• **Record list**:
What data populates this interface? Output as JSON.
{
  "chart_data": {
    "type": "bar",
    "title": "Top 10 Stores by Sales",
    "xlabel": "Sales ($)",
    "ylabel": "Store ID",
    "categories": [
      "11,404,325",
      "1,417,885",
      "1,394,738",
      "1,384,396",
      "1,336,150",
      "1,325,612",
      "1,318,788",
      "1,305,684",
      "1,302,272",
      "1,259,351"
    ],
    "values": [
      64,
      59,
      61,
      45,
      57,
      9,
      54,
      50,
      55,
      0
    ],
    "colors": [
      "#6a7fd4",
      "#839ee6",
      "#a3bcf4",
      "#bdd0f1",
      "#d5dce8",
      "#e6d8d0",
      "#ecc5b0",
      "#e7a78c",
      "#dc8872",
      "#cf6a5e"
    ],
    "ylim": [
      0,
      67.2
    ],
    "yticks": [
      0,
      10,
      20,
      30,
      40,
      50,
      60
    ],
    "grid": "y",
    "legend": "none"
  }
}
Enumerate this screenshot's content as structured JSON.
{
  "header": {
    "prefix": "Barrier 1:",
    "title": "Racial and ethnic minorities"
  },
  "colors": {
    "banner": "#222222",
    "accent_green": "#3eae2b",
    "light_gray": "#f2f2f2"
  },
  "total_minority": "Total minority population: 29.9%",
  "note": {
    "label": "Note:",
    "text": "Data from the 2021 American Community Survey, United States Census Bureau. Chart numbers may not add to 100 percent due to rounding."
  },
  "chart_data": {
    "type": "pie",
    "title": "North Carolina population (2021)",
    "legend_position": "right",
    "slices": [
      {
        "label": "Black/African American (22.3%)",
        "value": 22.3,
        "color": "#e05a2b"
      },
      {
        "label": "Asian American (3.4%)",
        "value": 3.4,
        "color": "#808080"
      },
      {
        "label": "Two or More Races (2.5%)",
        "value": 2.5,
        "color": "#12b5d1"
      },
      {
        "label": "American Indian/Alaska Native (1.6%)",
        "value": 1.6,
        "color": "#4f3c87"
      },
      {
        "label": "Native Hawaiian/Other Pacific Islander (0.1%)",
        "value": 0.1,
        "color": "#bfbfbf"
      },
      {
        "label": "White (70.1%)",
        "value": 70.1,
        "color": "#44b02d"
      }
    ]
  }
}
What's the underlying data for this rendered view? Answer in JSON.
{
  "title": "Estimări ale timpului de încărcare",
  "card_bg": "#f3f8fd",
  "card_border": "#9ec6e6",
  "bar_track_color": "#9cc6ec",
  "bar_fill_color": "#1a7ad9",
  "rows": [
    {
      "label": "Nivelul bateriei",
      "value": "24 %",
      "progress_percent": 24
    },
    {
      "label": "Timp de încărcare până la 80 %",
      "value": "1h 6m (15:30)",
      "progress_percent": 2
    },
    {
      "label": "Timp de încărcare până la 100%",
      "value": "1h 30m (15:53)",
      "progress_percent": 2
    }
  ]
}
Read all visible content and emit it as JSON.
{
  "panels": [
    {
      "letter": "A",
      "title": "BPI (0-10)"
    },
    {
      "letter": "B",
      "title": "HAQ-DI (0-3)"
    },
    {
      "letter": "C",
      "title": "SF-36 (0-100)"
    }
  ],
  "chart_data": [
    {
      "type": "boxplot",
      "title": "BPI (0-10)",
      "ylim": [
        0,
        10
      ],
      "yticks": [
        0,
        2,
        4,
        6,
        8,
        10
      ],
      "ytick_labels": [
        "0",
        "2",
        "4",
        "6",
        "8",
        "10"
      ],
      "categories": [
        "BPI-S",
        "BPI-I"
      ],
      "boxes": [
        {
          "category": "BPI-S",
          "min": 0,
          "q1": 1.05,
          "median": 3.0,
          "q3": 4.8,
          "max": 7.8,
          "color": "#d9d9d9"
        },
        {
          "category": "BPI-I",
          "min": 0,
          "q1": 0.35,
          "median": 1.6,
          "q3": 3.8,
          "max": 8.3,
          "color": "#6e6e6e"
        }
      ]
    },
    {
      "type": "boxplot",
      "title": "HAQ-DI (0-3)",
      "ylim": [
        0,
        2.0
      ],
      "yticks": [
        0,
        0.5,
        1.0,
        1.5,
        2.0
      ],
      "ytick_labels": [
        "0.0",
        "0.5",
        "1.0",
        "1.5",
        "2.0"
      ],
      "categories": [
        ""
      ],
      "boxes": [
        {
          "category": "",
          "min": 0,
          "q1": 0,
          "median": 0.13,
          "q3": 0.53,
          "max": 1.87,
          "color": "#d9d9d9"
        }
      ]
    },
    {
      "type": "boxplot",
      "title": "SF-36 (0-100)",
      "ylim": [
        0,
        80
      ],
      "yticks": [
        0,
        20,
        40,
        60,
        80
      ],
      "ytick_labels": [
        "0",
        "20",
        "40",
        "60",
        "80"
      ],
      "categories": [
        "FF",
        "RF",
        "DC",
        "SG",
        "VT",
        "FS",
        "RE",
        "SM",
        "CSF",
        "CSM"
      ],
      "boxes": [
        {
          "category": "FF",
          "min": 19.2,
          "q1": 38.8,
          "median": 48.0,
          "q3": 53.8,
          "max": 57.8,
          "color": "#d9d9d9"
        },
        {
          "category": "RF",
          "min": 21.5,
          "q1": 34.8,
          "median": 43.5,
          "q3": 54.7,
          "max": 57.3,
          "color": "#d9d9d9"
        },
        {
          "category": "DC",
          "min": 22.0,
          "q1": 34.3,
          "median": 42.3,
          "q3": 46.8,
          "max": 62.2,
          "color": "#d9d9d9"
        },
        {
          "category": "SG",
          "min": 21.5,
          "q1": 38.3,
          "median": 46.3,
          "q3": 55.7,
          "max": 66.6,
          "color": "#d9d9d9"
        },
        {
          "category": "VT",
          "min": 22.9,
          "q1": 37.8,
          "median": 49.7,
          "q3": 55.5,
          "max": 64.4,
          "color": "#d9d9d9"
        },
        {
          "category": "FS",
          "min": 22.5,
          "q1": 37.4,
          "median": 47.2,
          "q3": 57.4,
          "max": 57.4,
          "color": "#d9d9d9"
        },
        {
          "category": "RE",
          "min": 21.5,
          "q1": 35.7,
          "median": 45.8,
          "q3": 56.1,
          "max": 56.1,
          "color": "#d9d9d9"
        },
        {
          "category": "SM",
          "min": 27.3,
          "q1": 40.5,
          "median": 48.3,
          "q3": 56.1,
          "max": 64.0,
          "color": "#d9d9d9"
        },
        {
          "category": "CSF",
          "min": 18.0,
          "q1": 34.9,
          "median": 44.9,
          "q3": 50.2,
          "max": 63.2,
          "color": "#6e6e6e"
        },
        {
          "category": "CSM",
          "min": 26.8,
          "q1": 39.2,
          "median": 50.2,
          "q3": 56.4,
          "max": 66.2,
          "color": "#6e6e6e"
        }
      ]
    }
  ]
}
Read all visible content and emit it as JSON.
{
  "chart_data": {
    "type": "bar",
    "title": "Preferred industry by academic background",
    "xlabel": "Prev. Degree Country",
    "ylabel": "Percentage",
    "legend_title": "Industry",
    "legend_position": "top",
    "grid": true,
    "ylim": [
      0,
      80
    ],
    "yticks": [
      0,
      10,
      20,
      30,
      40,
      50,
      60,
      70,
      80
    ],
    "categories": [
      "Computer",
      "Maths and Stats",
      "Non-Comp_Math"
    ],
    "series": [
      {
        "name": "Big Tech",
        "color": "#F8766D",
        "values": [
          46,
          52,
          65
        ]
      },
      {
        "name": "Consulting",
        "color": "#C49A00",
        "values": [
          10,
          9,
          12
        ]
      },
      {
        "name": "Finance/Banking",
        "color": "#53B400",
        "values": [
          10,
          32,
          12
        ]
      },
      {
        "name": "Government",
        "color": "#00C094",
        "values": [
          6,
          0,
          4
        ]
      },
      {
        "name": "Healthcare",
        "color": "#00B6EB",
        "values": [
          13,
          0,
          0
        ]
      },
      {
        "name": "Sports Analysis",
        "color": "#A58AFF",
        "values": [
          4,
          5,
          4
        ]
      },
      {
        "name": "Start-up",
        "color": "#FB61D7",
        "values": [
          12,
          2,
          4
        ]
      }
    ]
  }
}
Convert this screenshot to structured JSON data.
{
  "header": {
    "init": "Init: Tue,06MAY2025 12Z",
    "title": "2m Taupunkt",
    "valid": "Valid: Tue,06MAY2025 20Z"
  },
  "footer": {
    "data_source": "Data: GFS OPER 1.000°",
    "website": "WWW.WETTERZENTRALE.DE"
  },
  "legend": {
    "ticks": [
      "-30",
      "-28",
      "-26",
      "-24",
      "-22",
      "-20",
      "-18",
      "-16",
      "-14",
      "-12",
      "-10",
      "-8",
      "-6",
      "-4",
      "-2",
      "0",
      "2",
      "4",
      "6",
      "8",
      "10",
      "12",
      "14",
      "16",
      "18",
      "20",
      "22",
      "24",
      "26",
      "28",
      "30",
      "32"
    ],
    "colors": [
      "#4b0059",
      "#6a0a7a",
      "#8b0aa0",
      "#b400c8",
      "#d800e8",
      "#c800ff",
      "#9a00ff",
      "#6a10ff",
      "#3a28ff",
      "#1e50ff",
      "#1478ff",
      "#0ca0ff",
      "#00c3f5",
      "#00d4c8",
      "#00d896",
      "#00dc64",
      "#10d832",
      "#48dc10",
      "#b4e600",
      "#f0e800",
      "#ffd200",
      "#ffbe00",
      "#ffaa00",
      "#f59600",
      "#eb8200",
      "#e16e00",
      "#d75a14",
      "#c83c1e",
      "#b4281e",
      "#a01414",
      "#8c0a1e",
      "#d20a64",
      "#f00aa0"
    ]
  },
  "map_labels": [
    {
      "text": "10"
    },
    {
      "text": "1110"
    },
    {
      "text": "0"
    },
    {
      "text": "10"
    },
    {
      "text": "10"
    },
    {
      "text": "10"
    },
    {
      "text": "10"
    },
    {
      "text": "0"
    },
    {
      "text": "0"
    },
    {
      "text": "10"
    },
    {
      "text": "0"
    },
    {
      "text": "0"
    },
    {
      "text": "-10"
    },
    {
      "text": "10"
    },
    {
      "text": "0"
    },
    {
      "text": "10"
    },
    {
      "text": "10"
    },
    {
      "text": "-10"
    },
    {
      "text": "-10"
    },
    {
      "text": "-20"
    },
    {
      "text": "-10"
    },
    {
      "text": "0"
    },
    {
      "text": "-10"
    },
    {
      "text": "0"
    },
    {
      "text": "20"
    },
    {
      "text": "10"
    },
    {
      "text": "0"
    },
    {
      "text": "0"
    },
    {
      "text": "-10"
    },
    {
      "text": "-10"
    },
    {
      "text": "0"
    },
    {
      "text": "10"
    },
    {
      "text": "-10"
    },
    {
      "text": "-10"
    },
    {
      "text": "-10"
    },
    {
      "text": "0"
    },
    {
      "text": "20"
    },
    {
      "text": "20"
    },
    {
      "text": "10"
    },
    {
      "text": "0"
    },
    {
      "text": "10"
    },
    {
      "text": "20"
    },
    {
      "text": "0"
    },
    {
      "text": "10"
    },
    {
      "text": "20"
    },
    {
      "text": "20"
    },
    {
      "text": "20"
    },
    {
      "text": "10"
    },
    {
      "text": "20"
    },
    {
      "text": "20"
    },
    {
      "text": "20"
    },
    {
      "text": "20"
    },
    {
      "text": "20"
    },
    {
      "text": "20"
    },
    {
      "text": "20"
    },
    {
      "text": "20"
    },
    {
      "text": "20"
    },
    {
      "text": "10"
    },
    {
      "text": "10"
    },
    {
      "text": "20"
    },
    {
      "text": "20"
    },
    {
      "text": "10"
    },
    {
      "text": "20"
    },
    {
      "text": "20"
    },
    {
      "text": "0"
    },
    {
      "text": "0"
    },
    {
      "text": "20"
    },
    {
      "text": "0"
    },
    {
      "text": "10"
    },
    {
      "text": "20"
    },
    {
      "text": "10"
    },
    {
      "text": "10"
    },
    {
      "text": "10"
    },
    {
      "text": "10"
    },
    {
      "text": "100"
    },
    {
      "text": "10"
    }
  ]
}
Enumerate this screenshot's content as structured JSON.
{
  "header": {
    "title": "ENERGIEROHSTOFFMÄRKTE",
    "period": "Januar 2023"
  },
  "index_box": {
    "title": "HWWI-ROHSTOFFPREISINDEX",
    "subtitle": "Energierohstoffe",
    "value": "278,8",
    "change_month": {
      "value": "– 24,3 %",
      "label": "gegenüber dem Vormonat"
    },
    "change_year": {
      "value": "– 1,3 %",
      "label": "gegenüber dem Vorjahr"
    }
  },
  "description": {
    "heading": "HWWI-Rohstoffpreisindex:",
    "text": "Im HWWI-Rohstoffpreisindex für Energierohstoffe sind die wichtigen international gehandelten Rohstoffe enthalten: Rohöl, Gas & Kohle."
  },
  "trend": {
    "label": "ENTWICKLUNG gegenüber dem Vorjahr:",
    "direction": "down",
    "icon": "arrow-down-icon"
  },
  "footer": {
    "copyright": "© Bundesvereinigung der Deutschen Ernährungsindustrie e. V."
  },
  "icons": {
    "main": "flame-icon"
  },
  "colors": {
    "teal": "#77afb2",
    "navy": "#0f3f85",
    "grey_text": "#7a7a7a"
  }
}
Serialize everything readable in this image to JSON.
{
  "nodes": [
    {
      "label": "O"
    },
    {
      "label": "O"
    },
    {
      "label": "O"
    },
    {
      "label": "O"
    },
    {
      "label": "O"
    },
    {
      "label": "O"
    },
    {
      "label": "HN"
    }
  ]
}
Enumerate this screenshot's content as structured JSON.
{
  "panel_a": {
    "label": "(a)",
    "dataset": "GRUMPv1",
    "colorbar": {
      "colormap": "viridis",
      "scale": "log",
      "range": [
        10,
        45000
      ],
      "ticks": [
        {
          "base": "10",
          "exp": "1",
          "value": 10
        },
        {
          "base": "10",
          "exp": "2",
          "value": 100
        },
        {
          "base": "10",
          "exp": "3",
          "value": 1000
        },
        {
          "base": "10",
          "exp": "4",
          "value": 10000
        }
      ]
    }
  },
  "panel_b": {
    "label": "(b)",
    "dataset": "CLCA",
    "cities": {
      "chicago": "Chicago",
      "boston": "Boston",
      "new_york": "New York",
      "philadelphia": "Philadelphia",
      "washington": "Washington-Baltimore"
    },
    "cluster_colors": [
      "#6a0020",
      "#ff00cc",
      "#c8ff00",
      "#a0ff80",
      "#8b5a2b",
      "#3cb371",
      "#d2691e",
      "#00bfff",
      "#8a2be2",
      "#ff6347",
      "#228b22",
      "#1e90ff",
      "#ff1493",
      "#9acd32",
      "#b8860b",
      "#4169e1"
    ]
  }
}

• **Work required**:
Copy out the lines from the line containing "Serialize everything readable" to the end of the listing above, without alteration.

• **Response for this exercise**:
Serialize everything readable in this image to JSON.
{
  "nodes": [
    {
      "label": "O"
    },
    {
      "label": "O"
    },
    {
      "label": "O"
    },
    {
      "label": "O"
    },
    {
      "label": "O"
    },
    {
      "label": "O"
    },
    {
      "label": "HN"
    }
  ]
}
Enumerate this screenshot's content as structured JSON.
{
  "panel_a": {
    "label": "(a)",
    "dataset": "GRUMPv1",
    "colorbar": {
      "colormap": "viridis",
      "scale": "log",
      "range": [
        10,
        45000
      ],
      "ticks": [
        {
          "base": "10",
          "exp": "1",
          "value": 10
        },
        {
          "base": "10",
          "exp": "2",
          "value": 100
        },
        {
          "base": "10",
          "exp": "3",
          "value": 1000
        },
        {
          "base": "10",
          "exp": "4",
          "value": 10000
        }
      ]
    }
  },
  "panel_b": {
    "label": "(b)",
    "dataset": "CLCA",
    "cities": {
      "chicago": "Chicago",
      "boston": "Boston",
      "new_york": "New York",
      "philadelphia": "Philadelphia",
      "washington": "Washington-Baltimore"
    },
    "cluster_colors": [
      "#6a0020",
      "#ff00cc",
      "#c8ff00",
      "#a0ff80",
      "#8b5a2b",
      "#3cb371",
      "#d2691e",
      "#00bfff",
      "#8a2be2",
      "#ff6347",
      "#228b22",
      "#1e90ff",
      "#ff1493",
      "#9acd32",
      "#b8860b",
      "#4169e1"
    ]
  }
}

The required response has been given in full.